[Stored dataset items]

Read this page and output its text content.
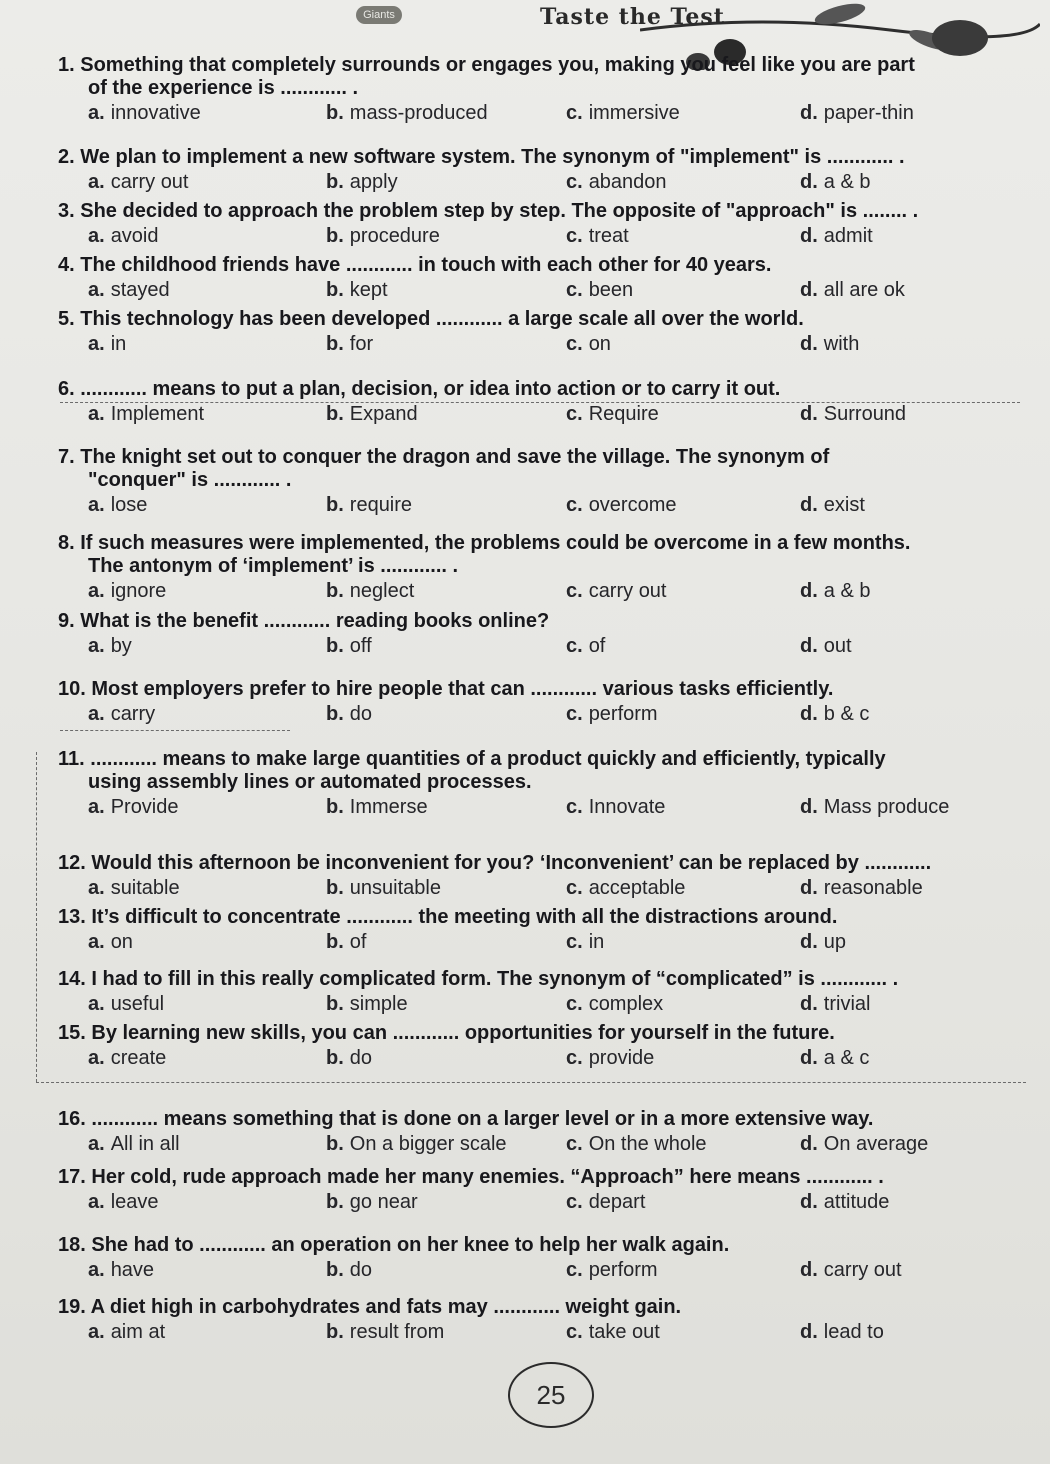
Giants	Taste the Test
1. Something that completely surrounds or engages you, making you feel like you are part
of the experience is ............ .
a. innovative	b. mass-produced	c. immersive	d. paper-thin
2. We plan to implement a new software system. The synonym of "implement" is ............ .
a. carry out	b. apply	c. abandon	d. a & b
3. She decided to approach the problem step by step. The opposite of "approach" is ........ .
a. avoid	b. procedure	c. treat	d. admit
4. The childhood friends have ............ in touch with each other for 40 years.
a. stayed	b. kept	c. been	d. all are ok
5. This technology has been developed ............ a large scale all over the world.
a. in	b. for	c. on	d. with
6. ............ means to put a plan, decision, or idea into action or to carry it out.
a. Implement	b. Expand	c. Require	d. Surround
7. The knight set out to conquer the dragon and save the village. The synonym of
"conquer" is ............ .
a. lose	b. require	c. overcome	d. exist
8. If such measures were implemented, the problems could be overcome in a few months.
The antonym of ‘implement’ is ............ .
a. ignore	b. neglect	c. carry out	d. a & b
9. What is the benefit ............ reading books online?
a. by	b. off	c. of	d. out
10. Most employers prefer to hire people that can ............ various tasks efficiently.
a. carry	b. do	c. perform	d. b & c
11. ............ means to make large quantities of a product quickly and efficiently, typically
using assembly lines or automated processes.
a. Provide	b. Immerse	c. Innovate	d. Mass produce
12. Would this afternoon be inconvenient for you? ‘Inconvenient’ can be replaced by ............
a. suitable	b. unsuitable	c. acceptable	d. reasonable
13. It’s difficult to concentrate ............ the meeting with all the distractions around.
a. on	b. of	c. in	d. up
14. I had to fill in this really complicated form. The synonym of “complicated” is ............ .
a. useful	b. simple	c. complex	d. trivial
15. By learning new skills, you can ............ opportunities for yourself in the future.
a. create	b. do	c. provide	d. a & c
16. ............ means something that is done on a larger level or in a more extensive way.
a. All in all	b. On a bigger scale	c. On the whole	d. On average
17. Her cold, rude approach made her many enemies. “Approach” here means ............ .
a. leave	b. go near	c. depart	d. attitude
18. She had to ............ an operation on her knee to help her walk again.
a. have	b. do	c. perform	d. carry out
19. A diet high in carbohydrates and fats may ............ weight gain.
a. aim at	b. result from	c. take out	d. lead to
25
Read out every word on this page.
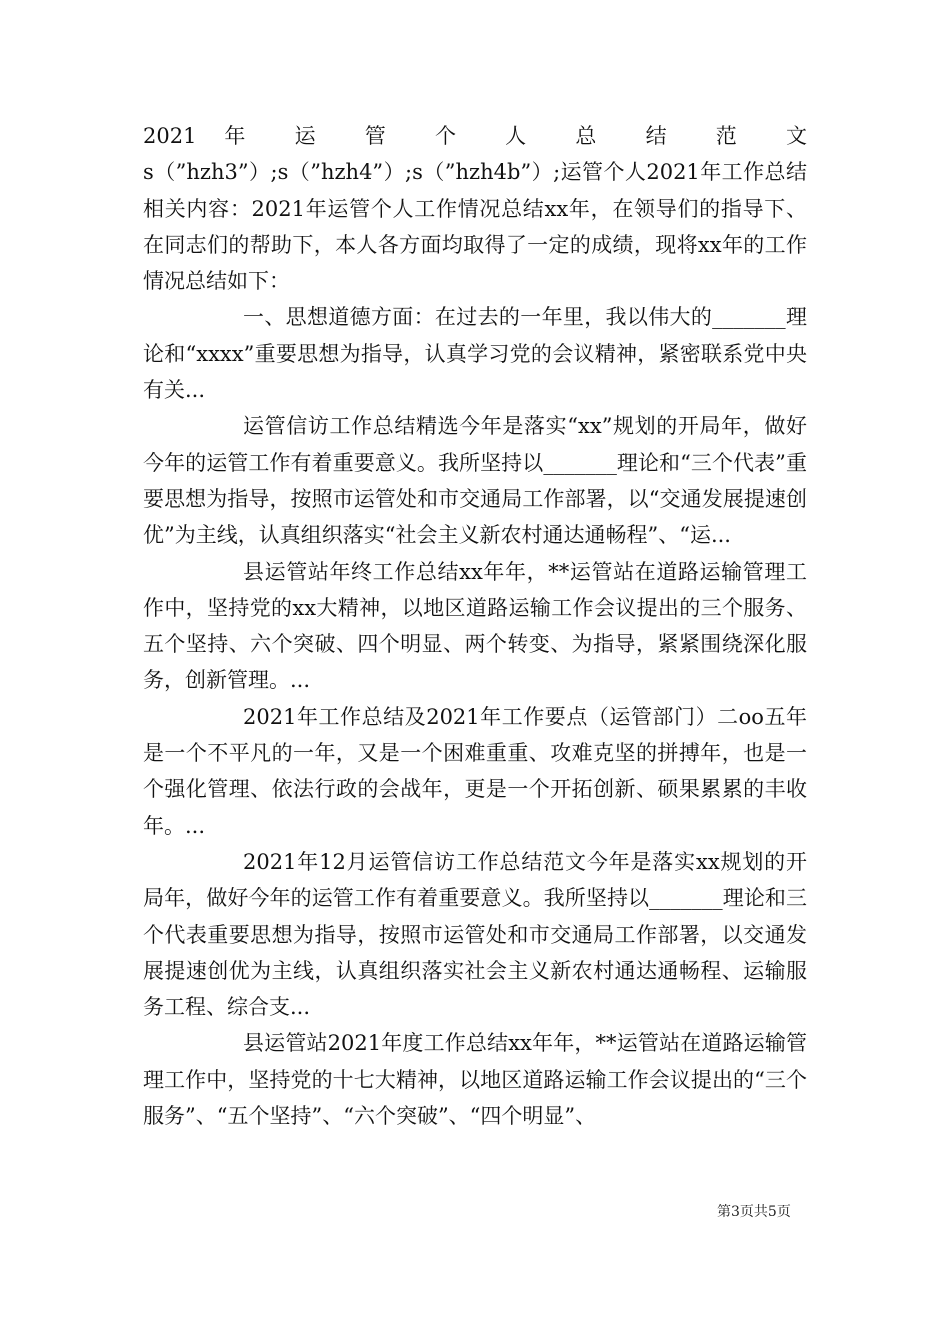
2021 年 运 管 个 人 总 结 范 文

s（”hzh3”）;s（”hzh4”）;s（”hzh4b”）;运管个人2021年工作总结相关内容：2021年运管个人工作情况总结xx年，在领导们的指导下、在同志们的帮助下，本人各方面均取得了一定的成绩，现将xx年的工作情况总结如下：

一、思想道德方面：在过去的一年里，我以伟大的_______理论和“xxxx”重要思想为指导，认真学习党的会议精神，紧密联系党中央有关...

运管信访工作总结精选今年是落实“xx”规划的开局年，做好今年的运管工作有着重要意义。我所坚持以_______理论和“三个代表”重要思想为指导，按照市运管处和市交通局工作部署，以“交通发展提速创优”为主线，认真组织落实“社会主义新农村通达通畅程”、“运...

县运管站年终工作总结xx年年，**运管站在道路运输管理工作中，坚持党的xx大精神，以地区道路运输工作会议提出的三个服务、五个坚持、六个突破、四个明显、两个转变、为指导，紧紧围绕深化服务，创新管理。...

2021年工作总结及2021年工作要点（运管部门）二oo五年是一个不平凡的一年，又是一个困难重重、攻难克坚的拼搏年，也是一个强化管理、依法行政的会战年，更是一个开拓创新、硕果累累的丰收年。...

2021年12月运管信访工作总结范文今年是落实xx规划的开局年，做好今年的运管工作有着重要意义。我所坚持以_______理论和三个代表重要思想为指导，按照市运管处和市交通局工作部署，以交通发展提速创优为主线，认真组织落实社会主义新农村通达通畅程、运输服务工程、综合支...

县运管站2021年度工作总结xx年年，**运管站在道路运输管理工作中，坚持党的十七大精神，以地区道路运输工作会议提出的“三个服务”、“五个坚持”、“六个突破”、“四个明显”、

第3页共5页
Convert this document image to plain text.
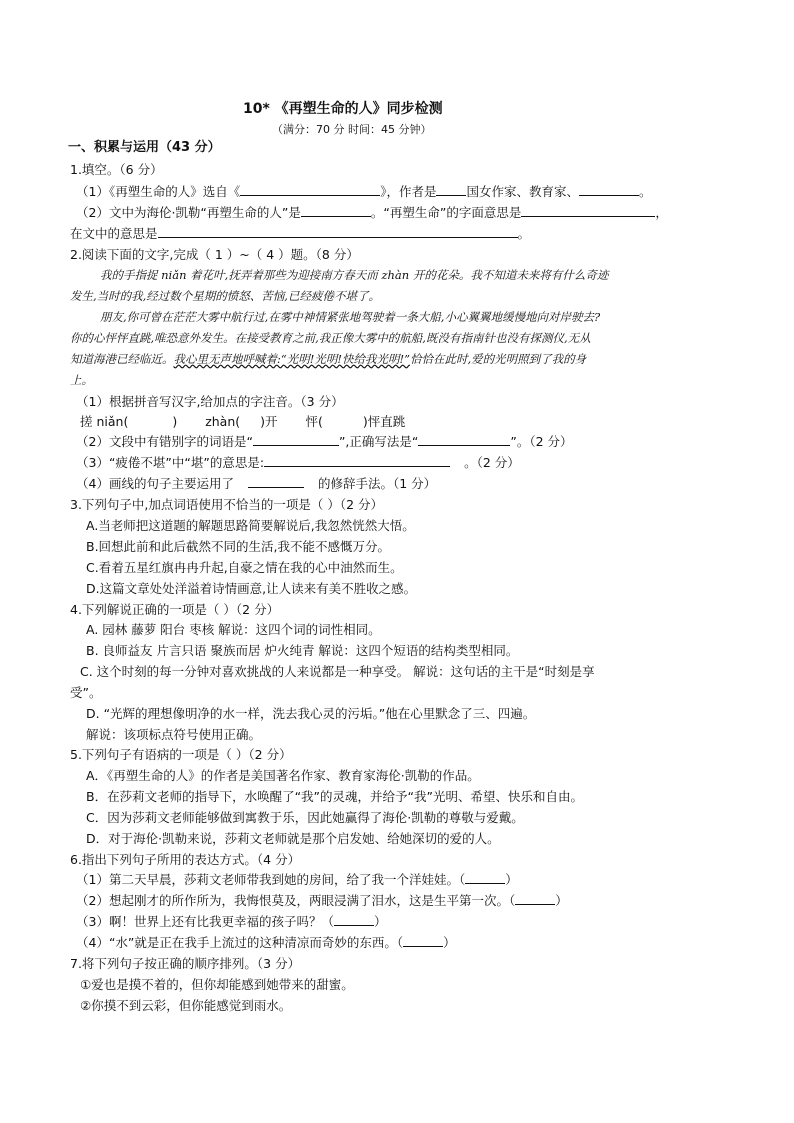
10* 《再塑生命的人》同步检测
（满分：70 分 时间：45 分钟）
一、积累与运用（43 分）
1.填空。（6 分）
（1）《再塑生命的人》选自《	》，作者是 国女作家、教育家、	。
（2）文中为海伦·凯勒“再塑生命的人”是	。“再塑生命”的字面意思是	，
在文中的意思是	。
2.阅读下面的文字,完成（ 1 ）~（ 4 ）题。（8 分）
我的手指捉 niǎn 着花叶,抚弄着那些为迎接南方春天而 zhàn 开的花朵。我不知道未来将有什么奇迹
发生,当时的我,经过数个星期的愤怒、苦恼,已经疲倦不堪了。
朋友,你可曾在茫茫大雾中航行过,在雾中神情紧张地驾驶着一条大船,小心翼翼地缓慢地向对岸驶去?
你的心怦怦直跳,唯恐意外发生。在接受教育之前,我正像大雾中的航船,既没有指南针也没有探测仪,无从
知道海港已经临近。我心里无声地呼喊着:“光明!光明!快给我光明!”恰恰在此时,爱的光明照到了我的身
上。
（1）根据拼音写汉字,给加点的字注音。（3 分）
搓 niǎn(	) zhàn( )开 怦(	)怦直跳
（2）文段中有错别字的词语是“	”,正确写法是“	”。（2 分）
（3）“疲倦不堪”中“堪”的意思是:	。（2 分）
（4）画线的句子主要运用了	的修辞手法。（1 分）
3.下列句子中,加点词语使用不恰当的一项是（ ）（2 分）
A.当老师把这道题的解题思路简要解说后,我忽然恍然大悟。
B.回想此前和此后截然不同的生活,我不能不感慨万分。
C.看着五星红旗冉冉升起,自豪之情在我的心中油然而生。
D.这篇文章处处洋溢着诗情画意,让人读来有美不胜收之感。
4.下列解说正确的一项是（ ）（2 分）
A. 园林 藤萝 阳台 枣核 解说：这四个词的词性相同。
B. 良师益友 片言只语 聚族而居 炉火纯青 解说：这四个短语的结构类型相同。
C. 这个时刻的每一分钟对喜欢挑战的人来说都是一种享受。 解说：这句话的主干是“时刻是享
受”。
D. “光辉的理想像明净的水一样，洗去我心灵的污垢。”他在心里默念了三、四遍。
解说：该项标点符号使用正确。
5.下列句子有语病的一项是（ ）（2 分）
A．《再塑生命的人》的作者是美国著名作家、教育家海伦·凯勒的作品。
B．在莎莉文老师的指导下，水唤醒了“我”的灵魂，并给予“我”光明、希望、快乐和自由。
C．因为莎莉文老师能够做到寓教于乐，因此她赢得了海伦·凯勒的尊敬与爱戴。
D．对于海伦·凯勒来说，莎莉文老师就是那个启发她、给她深切的爱的人。
6.指出下列句子所用的表达方式。（4 分）
（1）第二天早晨，莎莉文老师带我到她的房间，给了我一个洋娃娃。（	）
（2）想起刚才的所作所为，我悔恨莫及，两眼浸满了泪水，这是生平第一次。（	）
（3）啊！世界上还有比我更幸福的孩子吗？（	）
（4）“水”就是正在我手上流过的这种清凉而奇妙的东西。（	）
7.将下列句子按正确的顺序排列。（3 分）
①爱也是摸不着的，但你却能感到她带来的甜蜜。
②你摸不到云彩，但你能感觉到雨水。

▶ Exercise directions: Each line of the data should be quoted exactly, with pictures left out.

▶ Written response:
Read this page and output its text content.
Giants	Taste the Test
1. Something that completely surrounds or engages you, making you feel like you are part
of the experience is ............ .
a. innovative	b. mass-produced	c. immersive	d. paper-thin
2. We plan to implement a new software system. The synonym of "implement" is ............ .
a. carry out	b. apply	c. abandon	d. a & b
3. She decided to approach the problem step by step. The opposite of "approach" is ........ .
a. avoid	b. procedure	c. treat	d. admit
4. The childhood friends have ............ in touch with each other for 40 years.
a. stayed	b. kept	c. been	d. all are ok
5. This technology has been developed ............ a large scale all over the world.
a. in	b. for	c. on	d. with
6. ............ means to put a plan, decision, or idea into action or to carry it out.
a. Implement	b. Expand	c. Require	d. Surround
7. The knight set out to conquer the dragon and save the village. The synonym of
"conquer" is ............ .
a. lose	b. require	c. overcome	d. exist
8. If such measures were implemented, the problems could be overcome in a few months.
The antonym of ‘implement’ is ............ .
a. ignore	b. neglect	c. carry out	d. a & b
9. What is the benefit ............ reading books online?
a. by	b. off	c. of	d. out
10. Most employers prefer to hire people that can ............ various tasks efficiently.
a. carry	b. do	c. perform	d. b & c
11. ............ means to make large quantities of a product quickly and efficiently, typically
using assembly lines or automated processes.
a. Provide	b. Immerse	c. Innovate	d. Mass produce
12. Would this afternoon be inconvenient for you? ‘Inconvenient’ can be replaced by ............
a. suitable	b. unsuitable	c. acceptable	d. reasonable
13. It’s difficult to concentrate ............ the meeting with all the distractions around.
a. on	b. of	c. in	d. up
14. I had to fill in this really complicated form. The synonym of “complicated” is ............ .
a. useful	b. simple	c. complex	d. trivial
15. By learning new skills, you can ............ opportunities for yourself in the future.
a. create	b. do	c. provide	d. a & c
16. ............ means something that is done on a larger level or in a more extensive way.
a. All in all	b. On a bigger scale	c. On the whole	d. On average
17. Her cold, rude approach made her many enemies. “Approach” here means ............ .
a. leave	b. go near	c. depart	d. attitude
18. She had to ............ an operation on her knee to help her walk again.
a. have	b. do	c. perform	d. carry out
19. A diet high in carbohydrates and fats may ............ weight gain.
a. aim at	b. result from	c. take out	d. lead to
25
Read out every word on this page.
2021 年 运 管 个 人 总 结 范 文

s（”hzh3”）;s（”hzh4”）;s（”hzh4b”）;运管个人2021年工作总结相关内容：2021年运管个人工作情况总结xx年，在领导们的指导下、在同志们的帮助下，本人各方面均取得了一定的成绩，现将xx年的工作情况总结如下：

一、思想道德方面：在过去的一年里，我以伟大的_______理论和“xxxx”重要思想为指导，认真学习党的会议精神，紧密联系党中央有关...

运管信访工作总结精选今年是落实“xx”规划的开局年，做好今年的运管工作有着重要意义。我所坚持以_______理论和“三个代表”重要思想为指导，按照市运管处和市交通局工作部署，以“交通发展提速创优”为主线，认真组织落实“社会主义新农村通达通畅程”、“运...

县运管站年终工作总结xx年年，**运管站在道路运输管理工作中，坚持党的xx大精神，以地区道路运输工作会议提出的三个服务、五个坚持、六个突破、四个明显、两个转变、为指导，紧紧围绕深化服务，创新管理。...

2021年工作总结及2021年工作要点（运管部门）二oo五年是一个不平凡的一年，又是一个困难重重、攻难克坚的拼搏年，也是一个强化管理、依法行政的会战年，更是一个开拓创新、硕果累累的丰收年。...

2021年12月运管信访工作总结范文今年是落实xx规划的开局年，做好今年的运管工作有着重要意义。我所坚持以_______理论和三个代表重要思想为指导，按照市运管处和市交通局工作部署，以交通发展提速创优为主线，认真组织落实社会主义新农村通达通畅程、运输服务工程、综合支...

县运管站2021年度工作总结xx年年，**运管站在道路运输管理工作中，坚持党的十七大精神，以地区道路运输工作会议提出的“三个服务”、“五个坚持”、“六个突破”、“四个明显”、

第3页共5页
Convert this document image to plain text.
10* 《再塑生命的人》同步检测
（满分：70 分 时间：45 分钟）
一、积累与运用（43 分）
1.填空。（6 分）
（1）《再塑生命的人》选自《	》，作者是 国女作家、教育家、	。
（2）文中为海伦·凯勒“再塑生命的人”是	。“再塑生命”的字面意思是	，
在文中的意思是	。
2.阅读下面的文字,完成（ 1 ）~（ 4 ）题。（8 分）
我的手指捉 niǎn 着花叶,抚弄着那些为迎接南方春天而 zhàn 开的花朵。我不知道未来将有什么奇迹
发生,当时的我,经过数个星期的愤怒、苦恼,已经疲倦不堪了。
朋友,你可曾在茫茫大雾中航行过,在雾中神情紧张地驾驶着一条大船,小心翼翼地缓慢地向对岸驶去?
你的心怦怦直跳,唯恐意外发生。在接受教育之前,我正像大雾中的航船,既没有指南针也没有探测仪,无从
知道海港已经临近。我心里无声地呼喊着:“光明!光明!快给我光明!”恰恰在此时,爱的光明照到了我的身
上。
（1）根据拼音写汉字,给加点的字注音。（3 分）
搓 niǎn(	) zhàn( )开 怦(	)怦直跳
（2）文段中有错别字的词语是“	”,正确写法是“	”。（2 分）
（3）“疲倦不堪”中“堪”的意思是:	。（2 分）
（4）画线的句子主要运用了	的修辞手法。（1 分）
3.下列句子中,加点词语使用不恰当的一项是（ ）（2 分）
A.当老师把这道题的解题思路简要解说后,我忽然恍然大悟。
B.回想此前和此后截然不同的生活,我不能不感慨万分。
C.看着五星红旗冉冉升起,自豪之情在我的心中油然而生。
D.这篇文章处处洋溢着诗情画意,让人读来有美不胜收之感。
4.下列解说正确的一项是（ ）（2 分）
A. 园林 藤萝 阳台 枣核 解说：这四个词的词性相同。
B. 良师益友 片言只语 聚族而居 炉火纯青 解说：这四个短语的结构类型相同。
C. 这个时刻的每一分钟对喜欢挑战的人来说都是一种享受。 解说：这句话的主干是“时刻是享
受”。
D. “光辉的理想像明净的水一样，洗去我心灵的污垢。”他在心里默念了三、四遍。
解说：该项标点符号使用正确。
5.下列句子有语病的一项是（ ）（2 分）
A．《再塑生命的人》的作者是美国著名作家、教育家海伦·凯勒的作品。
B．在莎莉文老师的指导下，水唤醒了“我”的灵魂，并给予“我”光明、希望、快乐和自由。
C．因为莎莉文老师能够做到寓教于乐，因此她赢得了海伦·凯勒的尊敬与爱戴。
D．对于海伦·凯勒来说，莎莉文老师就是那个启发她、给她深切的爱的人。
6.指出下列句子所用的表达方式。（4 分）
（1）第二天早晨，莎莉文老师带我到她的房间，给了我一个洋娃娃。（	）
（2）想起刚才的所作所为，我悔恨莫及，两眼浸满了泪水，这是生平第一次。（	）
（3）啊！世界上还有比我更幸福的孩子吗？（	）
（4）“水”就是正在我手上流过的这种清凉而奇妙的东西。（	）
7.将下列句子按正确的顺序排列。（3 分）
①爱也是摸不着的，但你却能感到她带来的甜蜜。
②你摸不到云彩，但你能感觉到雨水。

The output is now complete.